Data tied to figure images
* * *
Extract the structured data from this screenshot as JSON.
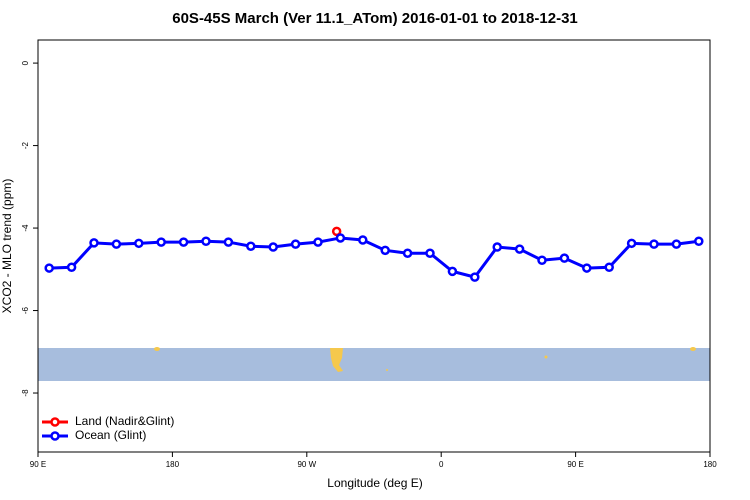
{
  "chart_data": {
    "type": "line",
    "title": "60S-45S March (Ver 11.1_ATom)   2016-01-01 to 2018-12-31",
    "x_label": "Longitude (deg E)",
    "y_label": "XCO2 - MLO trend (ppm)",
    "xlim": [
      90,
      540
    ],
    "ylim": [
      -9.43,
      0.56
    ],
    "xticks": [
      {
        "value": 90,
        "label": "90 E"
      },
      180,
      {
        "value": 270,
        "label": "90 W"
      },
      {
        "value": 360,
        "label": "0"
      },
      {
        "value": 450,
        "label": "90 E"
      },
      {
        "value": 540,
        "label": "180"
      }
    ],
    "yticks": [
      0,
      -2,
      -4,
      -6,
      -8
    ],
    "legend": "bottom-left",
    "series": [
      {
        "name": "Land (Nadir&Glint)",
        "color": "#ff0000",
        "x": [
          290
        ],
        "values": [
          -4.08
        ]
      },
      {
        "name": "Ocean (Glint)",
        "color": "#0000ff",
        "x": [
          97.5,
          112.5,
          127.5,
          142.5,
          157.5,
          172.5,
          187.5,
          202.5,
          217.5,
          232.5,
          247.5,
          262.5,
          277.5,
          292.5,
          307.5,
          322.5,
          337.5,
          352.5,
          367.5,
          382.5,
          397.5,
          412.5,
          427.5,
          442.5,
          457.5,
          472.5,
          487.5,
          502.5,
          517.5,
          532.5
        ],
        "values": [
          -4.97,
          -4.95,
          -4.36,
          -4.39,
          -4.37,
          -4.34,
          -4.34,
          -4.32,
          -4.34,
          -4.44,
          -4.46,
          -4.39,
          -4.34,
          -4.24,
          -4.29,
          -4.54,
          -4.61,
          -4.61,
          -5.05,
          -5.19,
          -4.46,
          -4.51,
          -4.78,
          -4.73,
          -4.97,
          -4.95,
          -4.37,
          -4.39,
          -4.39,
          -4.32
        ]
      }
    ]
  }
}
* * *
● Task objective
Except for the pictures, give all the material above again verbatim.

● Output below
Extract the structured data from this screenshot as JSON.
{
  "chart_data": {
    "type": "line",
    "title": "60S-45S March (Ver 11.1_ATom)   2016-01-01 to 2018-12-31",
    "x_label": "Longitude (deg E)",
    "y_label": "XCO2 - MLO trend (ppm)",
    "xlim": [
      90,
      540
    ],
    "ylim": [
      -9.43,
      0.56
    ],
    "xticks": [
      {
        "value": 90,
        "label": "90 E"
      },
      180,
      {
        "value": 270,
        "label": "90 W"
      },
      {
        "value": 360,
        "label": "0"
      },
      {
        "value": 450,
        "label": "90 E"
      },
      {
        "value": 540,
        "label": "180"
      }
    ],
    "yticks": [
      0,
      -2,
      -4,
      -6,
      -8
    ],
    "legend": "bottom-left",
    "series": [
      {
        "name": "Land (Nadir&Glint)",
        "color": "#ff0000",
        "x": [
          290
        ],
        "values": [
          -4.08
        ]
      },
      {
        "name": "Ocean (Glint)",
        "color": "#0000ff",
        "x": [
          97.5,
          112.5,
          127.5,
          142.5,
          157.5,
          172.5,
          187.5,
          202.5,
          217.5,
          232.5,
          247.5,
          262.5,
          277.5,
          292.5,
          307.5,
          322.5,
          337.5,
          352.5,
          367.5,
          382.5,
          397.5,
          412.5,
          427.5,
          442.5,
          457.5,
          472.5,
          487.5,
          502.5,
          517.5,
          532.5
        ],
        "values": [
          -4.97,
          -4.95,
          -4.36,
          -4.39,
          -4.37,
          -4.34,
          -4.34,
          -4.32,
          -4.34,
          -4.44,
          -4.46,
          -4.39,
          -4.34,
          -4.24,
          -4.29,
          -4.54,
          -4.61,
          -4.61,
          -5.05,
          -5.19,
          -4.46,
          -4.51,
          -4.78,
          -4.73,
          -4.97,
          -4.95,
          -4.37,
          -4.39,
          -4.39,
          -4.32
        ]
      }
    ]
  }
}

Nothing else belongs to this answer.